■ **WHAT YOU SHOULD DO**: Select from the data all lines with the word "Shepherd".
######
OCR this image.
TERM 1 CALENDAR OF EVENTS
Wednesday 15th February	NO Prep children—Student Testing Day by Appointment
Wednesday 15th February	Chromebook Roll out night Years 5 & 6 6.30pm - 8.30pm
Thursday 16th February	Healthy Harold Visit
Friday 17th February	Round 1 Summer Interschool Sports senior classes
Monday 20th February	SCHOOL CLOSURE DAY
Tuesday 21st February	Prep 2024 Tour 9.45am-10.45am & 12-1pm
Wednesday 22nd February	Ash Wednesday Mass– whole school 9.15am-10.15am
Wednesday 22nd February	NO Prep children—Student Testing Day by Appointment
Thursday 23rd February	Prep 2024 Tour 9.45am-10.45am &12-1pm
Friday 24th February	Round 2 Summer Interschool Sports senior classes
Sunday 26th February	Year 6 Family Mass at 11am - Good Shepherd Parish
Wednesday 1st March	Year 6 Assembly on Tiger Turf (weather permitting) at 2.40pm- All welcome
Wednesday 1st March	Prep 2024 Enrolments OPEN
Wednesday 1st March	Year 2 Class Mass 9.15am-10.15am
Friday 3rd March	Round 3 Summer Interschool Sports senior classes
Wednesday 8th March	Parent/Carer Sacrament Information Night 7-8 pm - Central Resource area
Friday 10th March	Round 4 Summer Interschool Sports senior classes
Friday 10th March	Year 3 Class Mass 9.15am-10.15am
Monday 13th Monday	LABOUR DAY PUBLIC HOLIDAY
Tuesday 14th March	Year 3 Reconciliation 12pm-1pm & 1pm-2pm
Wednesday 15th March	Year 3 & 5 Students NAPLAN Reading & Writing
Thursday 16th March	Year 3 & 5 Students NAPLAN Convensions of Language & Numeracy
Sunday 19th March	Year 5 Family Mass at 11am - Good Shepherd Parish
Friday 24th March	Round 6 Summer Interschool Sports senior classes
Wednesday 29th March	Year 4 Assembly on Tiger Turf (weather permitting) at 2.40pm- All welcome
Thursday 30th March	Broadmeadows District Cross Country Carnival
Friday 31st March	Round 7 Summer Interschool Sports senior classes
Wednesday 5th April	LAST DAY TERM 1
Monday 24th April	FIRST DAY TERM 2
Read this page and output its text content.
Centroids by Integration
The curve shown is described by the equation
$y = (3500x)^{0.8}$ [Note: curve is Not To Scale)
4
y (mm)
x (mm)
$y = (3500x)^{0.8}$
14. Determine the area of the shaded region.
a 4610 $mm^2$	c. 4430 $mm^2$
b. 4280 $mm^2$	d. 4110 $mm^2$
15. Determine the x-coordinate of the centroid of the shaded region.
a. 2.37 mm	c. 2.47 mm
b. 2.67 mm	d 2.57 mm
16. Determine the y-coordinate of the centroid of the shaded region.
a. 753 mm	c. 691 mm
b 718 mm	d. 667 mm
######
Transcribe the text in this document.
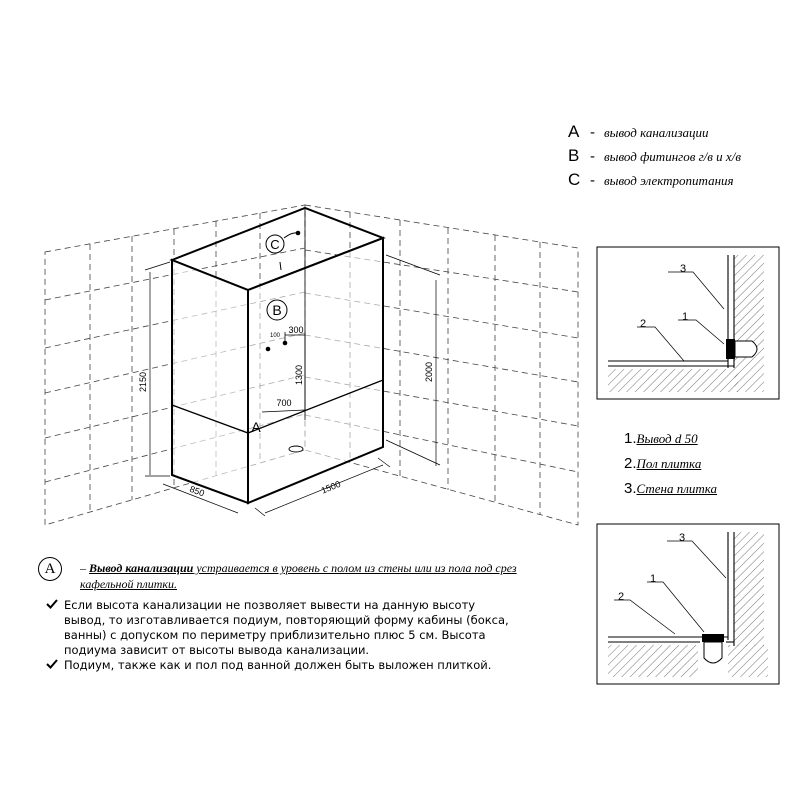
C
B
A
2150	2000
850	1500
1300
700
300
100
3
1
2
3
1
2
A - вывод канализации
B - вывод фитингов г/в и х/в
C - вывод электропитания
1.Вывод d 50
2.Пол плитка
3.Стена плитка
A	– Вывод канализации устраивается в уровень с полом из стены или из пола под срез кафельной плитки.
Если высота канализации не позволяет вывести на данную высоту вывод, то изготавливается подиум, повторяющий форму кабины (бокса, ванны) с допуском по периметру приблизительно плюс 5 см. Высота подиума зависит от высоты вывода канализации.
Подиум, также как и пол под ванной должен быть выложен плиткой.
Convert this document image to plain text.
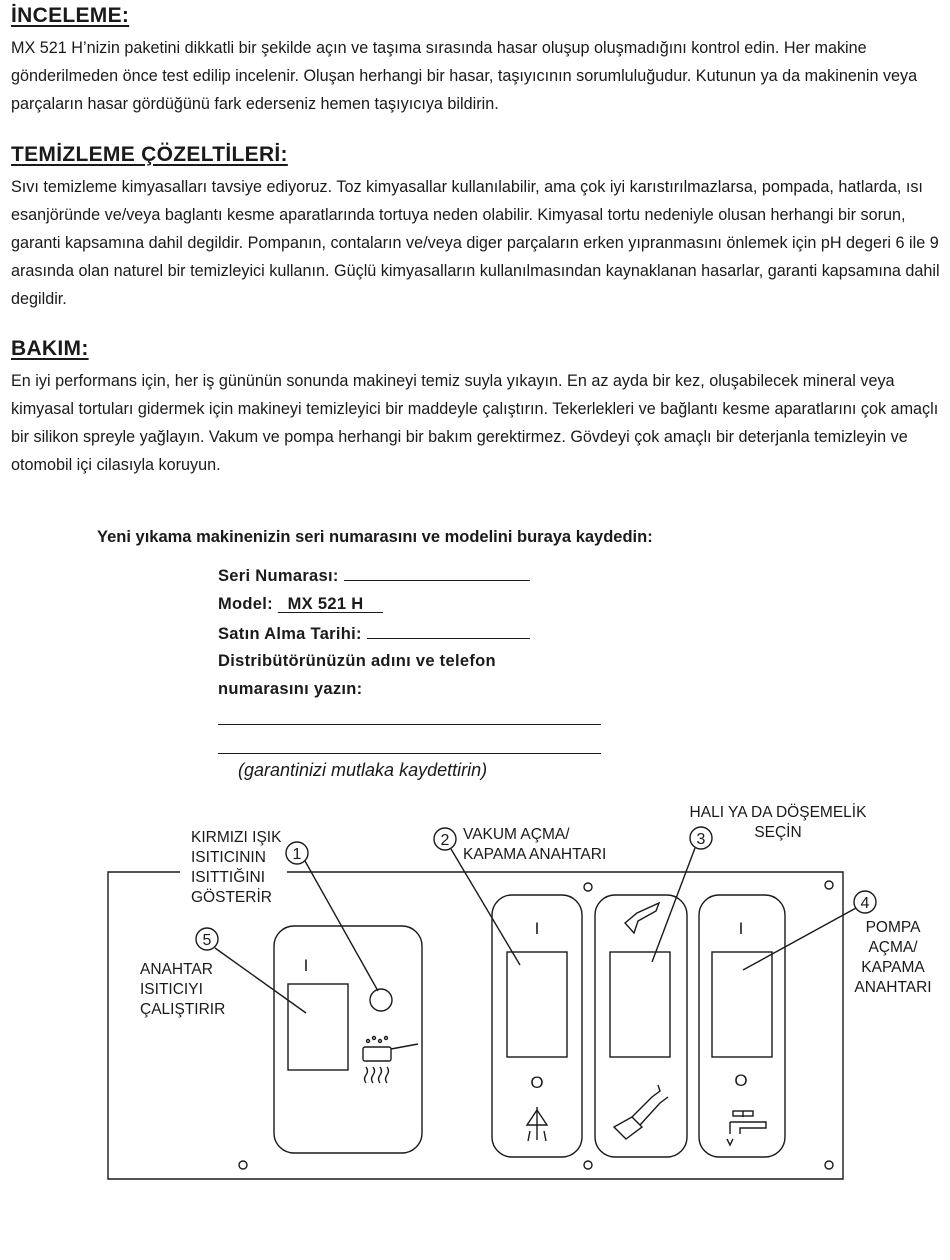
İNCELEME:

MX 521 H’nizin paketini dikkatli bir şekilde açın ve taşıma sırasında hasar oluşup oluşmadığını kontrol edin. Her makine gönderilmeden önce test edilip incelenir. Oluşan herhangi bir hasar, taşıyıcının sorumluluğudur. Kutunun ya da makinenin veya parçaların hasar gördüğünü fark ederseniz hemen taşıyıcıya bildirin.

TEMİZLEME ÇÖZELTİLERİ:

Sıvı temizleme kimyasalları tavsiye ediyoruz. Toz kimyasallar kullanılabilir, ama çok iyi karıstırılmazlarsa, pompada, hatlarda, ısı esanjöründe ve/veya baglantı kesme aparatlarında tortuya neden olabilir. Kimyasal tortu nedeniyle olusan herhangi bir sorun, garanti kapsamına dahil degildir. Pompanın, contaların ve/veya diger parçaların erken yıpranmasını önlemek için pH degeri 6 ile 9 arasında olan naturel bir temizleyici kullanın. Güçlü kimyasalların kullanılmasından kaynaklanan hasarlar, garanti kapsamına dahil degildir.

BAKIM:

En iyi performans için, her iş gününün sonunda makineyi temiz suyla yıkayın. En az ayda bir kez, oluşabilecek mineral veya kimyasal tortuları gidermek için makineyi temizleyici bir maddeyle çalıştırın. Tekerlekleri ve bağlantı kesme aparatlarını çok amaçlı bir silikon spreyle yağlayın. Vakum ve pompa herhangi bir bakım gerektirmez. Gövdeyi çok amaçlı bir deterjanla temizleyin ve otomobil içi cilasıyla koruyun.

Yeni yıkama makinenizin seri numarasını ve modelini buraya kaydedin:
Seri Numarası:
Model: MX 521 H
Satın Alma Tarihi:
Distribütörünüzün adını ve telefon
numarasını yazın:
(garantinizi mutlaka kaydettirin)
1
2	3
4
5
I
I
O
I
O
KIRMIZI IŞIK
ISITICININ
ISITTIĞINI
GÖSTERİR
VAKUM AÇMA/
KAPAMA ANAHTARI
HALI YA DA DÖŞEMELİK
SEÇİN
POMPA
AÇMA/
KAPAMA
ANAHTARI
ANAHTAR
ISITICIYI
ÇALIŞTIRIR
######
■ **TASK ANSWER**:
Sunday 26th February	Year 6 Family Mass at 11am - Good Shepherd Parish
Sunday 19th March	Year 5 Family Mass at 11am - Good Shepherd Parish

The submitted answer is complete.